• **Goal of the exercise**
Reproduce every line of the items below without changing a single character.

[Element boundary records]
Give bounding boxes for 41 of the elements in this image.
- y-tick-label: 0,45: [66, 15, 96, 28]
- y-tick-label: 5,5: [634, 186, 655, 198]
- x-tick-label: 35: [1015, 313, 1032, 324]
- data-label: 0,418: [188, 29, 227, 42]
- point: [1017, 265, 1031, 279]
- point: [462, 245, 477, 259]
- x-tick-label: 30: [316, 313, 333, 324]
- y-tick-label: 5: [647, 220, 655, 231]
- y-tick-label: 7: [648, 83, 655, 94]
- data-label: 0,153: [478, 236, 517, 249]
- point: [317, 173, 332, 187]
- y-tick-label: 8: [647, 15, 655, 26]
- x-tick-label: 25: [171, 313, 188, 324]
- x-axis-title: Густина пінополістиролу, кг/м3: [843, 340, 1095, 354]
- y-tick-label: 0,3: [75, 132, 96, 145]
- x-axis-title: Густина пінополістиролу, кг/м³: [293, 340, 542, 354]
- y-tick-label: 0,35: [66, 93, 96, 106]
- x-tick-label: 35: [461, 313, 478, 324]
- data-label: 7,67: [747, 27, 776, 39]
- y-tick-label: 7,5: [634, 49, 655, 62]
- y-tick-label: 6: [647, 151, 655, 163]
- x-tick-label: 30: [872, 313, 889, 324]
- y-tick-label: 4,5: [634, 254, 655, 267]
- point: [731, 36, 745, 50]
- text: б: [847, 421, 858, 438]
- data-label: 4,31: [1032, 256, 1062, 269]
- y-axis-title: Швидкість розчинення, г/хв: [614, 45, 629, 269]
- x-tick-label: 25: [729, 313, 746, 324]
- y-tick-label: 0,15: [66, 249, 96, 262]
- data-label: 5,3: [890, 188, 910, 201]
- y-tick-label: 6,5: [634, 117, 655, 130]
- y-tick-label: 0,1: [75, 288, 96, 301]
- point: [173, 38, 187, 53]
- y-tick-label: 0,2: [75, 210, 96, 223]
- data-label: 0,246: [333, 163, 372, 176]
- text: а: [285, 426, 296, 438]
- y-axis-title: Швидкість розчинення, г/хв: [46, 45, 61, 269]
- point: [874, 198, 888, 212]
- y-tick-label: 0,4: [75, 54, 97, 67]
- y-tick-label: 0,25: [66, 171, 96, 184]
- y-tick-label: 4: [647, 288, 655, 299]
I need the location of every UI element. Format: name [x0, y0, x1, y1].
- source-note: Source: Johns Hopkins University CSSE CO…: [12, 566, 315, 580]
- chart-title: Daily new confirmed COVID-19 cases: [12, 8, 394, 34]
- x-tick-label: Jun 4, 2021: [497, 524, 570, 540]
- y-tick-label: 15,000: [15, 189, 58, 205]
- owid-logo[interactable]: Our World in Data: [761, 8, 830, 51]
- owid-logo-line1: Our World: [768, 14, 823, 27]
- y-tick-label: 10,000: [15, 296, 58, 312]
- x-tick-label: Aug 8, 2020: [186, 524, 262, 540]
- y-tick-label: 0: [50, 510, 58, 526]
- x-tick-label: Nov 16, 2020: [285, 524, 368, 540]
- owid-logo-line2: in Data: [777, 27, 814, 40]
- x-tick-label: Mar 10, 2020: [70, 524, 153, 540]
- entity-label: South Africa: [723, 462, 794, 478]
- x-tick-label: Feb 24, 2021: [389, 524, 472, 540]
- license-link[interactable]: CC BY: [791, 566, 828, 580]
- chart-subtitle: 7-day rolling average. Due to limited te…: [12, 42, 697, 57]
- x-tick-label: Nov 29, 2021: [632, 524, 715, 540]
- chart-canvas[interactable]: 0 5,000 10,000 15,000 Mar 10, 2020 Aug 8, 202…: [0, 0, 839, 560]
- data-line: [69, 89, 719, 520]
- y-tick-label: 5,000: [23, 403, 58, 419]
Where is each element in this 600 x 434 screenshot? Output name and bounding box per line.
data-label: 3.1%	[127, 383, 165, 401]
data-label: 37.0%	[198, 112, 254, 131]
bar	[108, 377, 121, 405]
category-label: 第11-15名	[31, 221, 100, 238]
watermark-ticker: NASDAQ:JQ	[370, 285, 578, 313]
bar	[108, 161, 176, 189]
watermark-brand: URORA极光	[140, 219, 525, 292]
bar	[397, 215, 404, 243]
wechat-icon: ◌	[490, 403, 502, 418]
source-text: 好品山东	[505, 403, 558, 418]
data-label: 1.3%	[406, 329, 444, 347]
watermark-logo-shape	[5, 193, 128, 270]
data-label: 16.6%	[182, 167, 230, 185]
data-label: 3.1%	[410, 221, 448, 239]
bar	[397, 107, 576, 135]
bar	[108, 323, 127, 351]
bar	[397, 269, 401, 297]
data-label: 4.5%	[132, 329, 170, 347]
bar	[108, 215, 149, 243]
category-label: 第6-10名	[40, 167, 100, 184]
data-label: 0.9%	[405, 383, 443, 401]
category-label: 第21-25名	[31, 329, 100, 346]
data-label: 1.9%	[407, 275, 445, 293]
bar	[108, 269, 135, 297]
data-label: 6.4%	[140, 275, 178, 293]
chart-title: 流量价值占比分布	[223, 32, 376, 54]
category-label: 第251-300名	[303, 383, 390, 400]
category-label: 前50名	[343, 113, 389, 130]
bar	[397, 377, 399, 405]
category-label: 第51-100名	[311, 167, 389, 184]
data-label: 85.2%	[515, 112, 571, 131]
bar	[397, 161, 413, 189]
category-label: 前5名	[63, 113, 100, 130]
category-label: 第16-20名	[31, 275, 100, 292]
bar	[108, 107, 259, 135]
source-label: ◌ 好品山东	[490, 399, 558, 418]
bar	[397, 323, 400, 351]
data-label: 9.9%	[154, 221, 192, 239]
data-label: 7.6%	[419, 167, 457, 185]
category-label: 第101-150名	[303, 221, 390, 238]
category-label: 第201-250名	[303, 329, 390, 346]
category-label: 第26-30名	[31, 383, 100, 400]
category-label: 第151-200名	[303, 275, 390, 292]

• **In response**
Give bounding boxes for 41 of the elements in this image.
- y-tick-label: 0,45: [66, 15, 96, 28]
- y-tick-label: 5,5: [634, 186, 655, 198]
- x-tick-label: 35: [1015, 313, 1032, 324]
- data-label: 0,418: [188, 29, 227, 42]
- point: [1017, 265, 1031, 279]
- point: [462, 245, 477, 259]
- x-tick-label: 30: [316, 313, 333, 324]
- y-tick-label: 5: [647, 220, 655, 231]
- y-tick-label: 7: [648, 83, 655, 94]
- data-label: 0,153: [478, 236, 517, 249]
- point: [317, 173, 332, 187]
- y-tick-label: 8: [647, 15, 655, 26]
- x-tick-label: 25: [171, 313, 188, 324]
- x-axis-title: Густина пінополістиролу, кг/м3: [843, 340, 1095, 354]
- y-tick-label: 0,3: [75, 132, 96, 145]
- x-axis-title: Густина пінополістиролу, кг/м³: [293, 340, 542, 354]
- y-tick-label: 0,35: [66, 93, 96, 106]
- x-tick-label: 35: [461, 313, 478, 324]
- data-label: 7,67: [747, 27, 776, 39]
- y-tick-label: 7,5: [634, 49, 655, 62]
- y-tick-label: 6: [647, 151, 655, 163]
- x-tick-label: 30: [872, 313, 889, 324]
- y-tick-label: 4,5: [634, 254, 655, 267]
- point: [731, 36, 745, 50]
- text: б: [847, 421, 858, 438]
- data-label: 4,31: [1032, 256, 1062, 269]
- y-axis-title: Швидкість розчинення, г/хв: [614, 45, 629, 269]
- x-tick-label: 25: [729, 313, 746, 324]
- y-tick-label: 0,15: [66, 249, 96, 262]
- data-label: 5,3: [890, 188, 910, 201]
- y-tick-label: 6,5: [634, 117, 655, 130]
- y-tick-label: 0,1: [75, 288, 96, 301]
- point: [173, 38, 187, 53]
- y-tick-label: 0,2: [75, 210, 96, 223]
- data-label: 0,246: [333, 163, 372, 176]
- text: а: [285, 426, 296, 438]
- y-axis-title: Швидкість розчинення, г/хв: [46, 45, 61, 269]
- point: [874, 198, 888, 212]
- y-tick-label: 0,4: [75, 54, 97, 67]
- y-tick-label: 0,25: [66, 171, 96, 184]
- y-tick-label: 4: [647, 288, 655, 299]
I need the location of every UI element. Format: name [x0, y0, x1, y1].
- source-note: Source: Johns Hopkins University CSSE CO…: [12, 566, 315, 580]
- chart-title: Daily new confirmed COVID-19 cases: [12, 8, 394, 34]
- x-tick-label: Jun 4, 2021: [497, 524, 570, 540]
- y-tick-label: 15,000: [15, 189, 58, 205]
- owid-logo[interactable]: Our World in Data: [761, 8, 830, 51]
- owid-logo-line1: Our World: [768, 14, 823, 27]
- y-tick-label: 10,000: [15, 296, 58, 312]
- x-tick-label: Aug 8, 2020: [186, 524, 262, 540]
- y-tick-label: 0: [50, 510, 58, 526]
- x-tick-label: Nov 16, 2020: [285, 524, 368, 540]
- owid-logo-line2: in Data: [777, 27, 814, 40]
- x-tick-label: Mar 10, 2020: [70, 524, 153, 540]
- entity-label: South Africa: [723, 462, 794, 478]
- x-tick-label: Feb 24, 2021: [389, 524, 472, 540]
- license-link[interactable]: CC BY: [791, 566, 828, 580]
- chart-subtitle: 7-day rolling average. Due to limited te…: [12, 42, 697, 57]
- x-tick-label: Nov 29, 2021: [632, 524, 715, 540]
- chart-canvas[interactable]: 0 5,000 10,000 15,000 Mar 10, 2020 Aug 8, 202…: [0, 0, 839, 560]
- data-line: [69, 89, 719, 520]
- y-tick-label: 5,000: [23, 403, 58, 419]
Where is each element in this 600 x 434 screenshot? Output name and bounding box per line.
data-label: 3.1%	[127, 383, 165, 401]
data-label: 37.0%	[198, 112, 254, 131]
bar	[108, 377, 121, 405]
category-label: 第11-15名	[31, 221, 100, 238]
watermark-ticker: NASDAQ:JQ	[370, 285, 578, 313]
bar	[108, 161, 176, 189]
watermark-brand: URORA极光	[140, 219, 525, 292]
bar	[397, 215, 404, 243]
wechat-icon: ◌	[490, 403, 502, 418]
source-text: 好品山东	[505, 403, 558, 418]
data-label: 1.3%	[406, 329, 444, 347]
watermark-logo-shape	[5, 193, 128, 270]
data-label: 16.6%	[182, 167, 230, 185]
data-label: 3.1%	[410, 221, 448, 239]
bar	[397, 107, 576, 135]
bar	[108, 323, 127, 351]
bar	[397, 269, 401, 297]
data-label: 4.5%	[132, 329, 170, 347]
bar	[108, 215, 149, 243]
category-label: 第6-10名	[40, 167, 100, 184]
data-label: 0.9%	[405, 383, 443, 401]
category-label: 第21-25名	[31, 329, 100, 346]
data-label: 1.9%	[407, 275, 445, 293]
bar	[108, 269, 135, 297]
data-label: 6.4%	[140, 275, 178, 293]
chart-title: 流量价值占比分布	[223, 32, 376, 54]
category-label: 第251-300名	[303, 383, 390, 400]
category-label: 前50名	[343, 113, 389, 130]
bar	[397, 377, 399, 405]
category-label: 第51-100名	[311, 167, 389, 184]
data-label: 85.2%	[515, 112, 571, 131]
bar	[397, 161, 413, 189]
category-label: 前5名	[63, 113, 100, 130]
category-label: 第16-20名	[31, 275, 100, 292]
bar	[108, 107, 259, 135]
source-label: ◌ 好品山东	[490, 399, 558, 418]
bar	[397, 323, 400, 351]
data-label: 9.9%	[154, 221, 192, 239]
data-label: 7.6%	[419, 167, 457, 185]
category-label: 第101-150名	[303, 221, 390, 238]
category-label: 第201-250名	[303, 329, 390, 346]
category-label: 第26-30名	[31, 383, 100, 400]
category-label: 第151-200名	[303, 275, 390, 292]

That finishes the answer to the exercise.